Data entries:
-------------------------
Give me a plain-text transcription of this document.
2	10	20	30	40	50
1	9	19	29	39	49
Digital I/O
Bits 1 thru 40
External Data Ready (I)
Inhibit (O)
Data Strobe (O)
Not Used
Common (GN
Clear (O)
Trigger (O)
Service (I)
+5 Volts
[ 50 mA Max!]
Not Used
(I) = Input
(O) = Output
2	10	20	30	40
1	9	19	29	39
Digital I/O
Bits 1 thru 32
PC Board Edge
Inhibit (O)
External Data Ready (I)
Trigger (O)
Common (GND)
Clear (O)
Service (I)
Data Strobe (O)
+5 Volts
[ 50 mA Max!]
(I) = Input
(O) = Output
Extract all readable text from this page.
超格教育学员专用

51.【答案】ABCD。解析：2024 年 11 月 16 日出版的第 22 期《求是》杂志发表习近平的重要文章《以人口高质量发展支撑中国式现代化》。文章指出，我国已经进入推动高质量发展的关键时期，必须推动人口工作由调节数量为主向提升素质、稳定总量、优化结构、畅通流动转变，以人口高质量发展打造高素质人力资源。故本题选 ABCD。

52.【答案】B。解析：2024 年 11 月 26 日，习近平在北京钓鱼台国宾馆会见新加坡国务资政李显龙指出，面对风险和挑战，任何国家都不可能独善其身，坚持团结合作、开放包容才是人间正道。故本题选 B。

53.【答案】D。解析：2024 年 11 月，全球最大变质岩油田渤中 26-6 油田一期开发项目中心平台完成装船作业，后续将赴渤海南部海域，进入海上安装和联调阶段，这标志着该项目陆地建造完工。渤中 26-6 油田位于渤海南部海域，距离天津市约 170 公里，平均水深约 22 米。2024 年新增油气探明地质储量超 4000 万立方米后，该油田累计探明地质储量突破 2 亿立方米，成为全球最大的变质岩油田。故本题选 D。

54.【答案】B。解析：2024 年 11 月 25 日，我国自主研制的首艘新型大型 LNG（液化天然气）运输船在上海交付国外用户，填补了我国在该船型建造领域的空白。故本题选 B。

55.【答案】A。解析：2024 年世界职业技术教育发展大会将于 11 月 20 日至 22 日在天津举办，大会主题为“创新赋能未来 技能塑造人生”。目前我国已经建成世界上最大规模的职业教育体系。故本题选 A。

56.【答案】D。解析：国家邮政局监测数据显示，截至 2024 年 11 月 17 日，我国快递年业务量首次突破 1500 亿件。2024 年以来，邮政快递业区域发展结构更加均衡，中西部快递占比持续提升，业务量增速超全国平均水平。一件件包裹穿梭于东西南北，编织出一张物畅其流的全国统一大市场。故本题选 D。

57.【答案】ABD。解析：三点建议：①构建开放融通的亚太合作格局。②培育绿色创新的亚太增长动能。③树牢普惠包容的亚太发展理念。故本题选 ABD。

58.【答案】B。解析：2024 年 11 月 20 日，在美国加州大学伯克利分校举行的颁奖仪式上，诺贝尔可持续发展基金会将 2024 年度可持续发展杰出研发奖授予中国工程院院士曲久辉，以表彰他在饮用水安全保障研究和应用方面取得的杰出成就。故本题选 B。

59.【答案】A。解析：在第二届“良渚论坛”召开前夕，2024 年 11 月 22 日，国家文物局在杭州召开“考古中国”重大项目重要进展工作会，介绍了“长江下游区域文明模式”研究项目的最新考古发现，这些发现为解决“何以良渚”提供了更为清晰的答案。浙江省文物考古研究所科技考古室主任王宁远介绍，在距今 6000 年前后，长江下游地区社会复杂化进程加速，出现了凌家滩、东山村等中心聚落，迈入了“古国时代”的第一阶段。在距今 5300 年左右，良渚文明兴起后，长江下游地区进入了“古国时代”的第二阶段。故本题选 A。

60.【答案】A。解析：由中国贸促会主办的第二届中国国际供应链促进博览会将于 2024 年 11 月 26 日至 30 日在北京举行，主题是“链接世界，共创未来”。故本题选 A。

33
-------------------------
- _Directions for this task_:
Extract, exactly as they appear, the lines from the one containing "Extract all readable text from this page." through the final line.

- _Completed exercise_:
Extract all readable text from this page.
超格教育学员专用

51.【答案】ABCD。解析：2024 年 11 月 16 日出版的第 22 期《求是》杂志发表习近平的重要文章《以人口高质量发展支撑中国式现代化》。文章指出，我国已经进入推动高质量发展的关键时期，必须推动人口工作由调节数量为主向提升素质、稳定总量、优化结构、畅通流动转变，以人口高质量发展打造高素质人力资源。故本题选 ABCD。

52.【答案】B。解析：2024 年 11 月 26 日，习近平在北京钓鱼台国宾馆会见新加坡国务资政李显龙指出，面对风险和挑战，任何国家都不可能独善其身，坚持团结合作、开放包容才是人间正道。故本题选 B。

53.【答案】D。解析：2024 年 11 月，全球最大变质岩油田渤中 26-6 油田一期开发项目中心平台完成装船作业，后续将赴渤海南部海域，进入海上安装和联调阶段，这标志着该项目陆地建造完工。渤中 26-6 油田位于渤海南部海域，距离天津市约 170 公里，平均水深约 22 米。2024 年新增油气探明地质储量超 4000 万立方米后，该油田累计探明地质储量突破 2 亿立方米，成为全球最大的变质岩油田。故本题选 D。

54.【答案】B。解析：2024 年 11 月 25 日，我国自主研制的首艘新型大型 LNG（液化天然气）运输船在上海交付国外用户，填补了我国在该船型建造领域的空白。故本题选 B。

55.【答案】A。解析：2024 年世界职业技术教育发展大会将于 11 月 20 日至 22 日在天津举办，大会主题为“创新赋能未来 技能塑造人生”。目前我国已经建成世界上最大规模的职业教育体系。故本题选 A。

56.【答案】D。解析：国家邮政局监测数据显示，截至 2024 年 11 月 17 日，我国快递年业务量首次突破 1500 亿件。2024 年以来，邮政快递业区域发展结构更加均衡，中西部快递占比持续提升，业务量增速超全国平均水平。一件件包裹穿梭于东西南北，编织出一张物畅其流的全国统一大市场。故本题选 D。

57.【答案】ABD。解析：三点建议：①构建开放融通的亚太合作格局。②培育绿色创新的亚太增长动能。③树牢普惠包容的亚太发展理念。故本题选 ABD。

58.【答案】B。解析：2024 年 11 月 20 日，在美国加州大学伯克利分校举行的颁奖仪式上，诺贝尔可持续发展基金会将 2024 年度可持续发展杰出研发奖授予中国工程院院士曲久辉，以表彰他在饮用水安全保障研究和应用方面取得的杰出成就。故本题选 B。

59.【答案】A。解析：在第二届“良渚论坛”召开前夕，2024 年 11 月 22 日，国家文物局在杭州召开“考古中国”重大项目重要进展工作会，介绍了“长江下游区域文明模式”研究项目的最新考古发现，这些发现为解决“何以良渚”提供了更为清晰的答案。浙江省文物考古研究所科技考古室主任王宁远介绍，在距今 6000 年前后，长江下游地区社会复杂化进程加速，出现了凌家滩、东山村等中心聚落，迈入了“古国时代”的第一阶段。在距今 5300 年左右，良渚文明兴起后，长江下游地区进入了“古国时代”的第二阶段。故本题选 A。

60.【答案】A。解析：由中国贸促会主办的第二届中国国际供应链促进博览会将于 2024 年 11 月 26 日至 30 日在北京举行，主题是“链接世界，共创未来”。故本题选 A。

33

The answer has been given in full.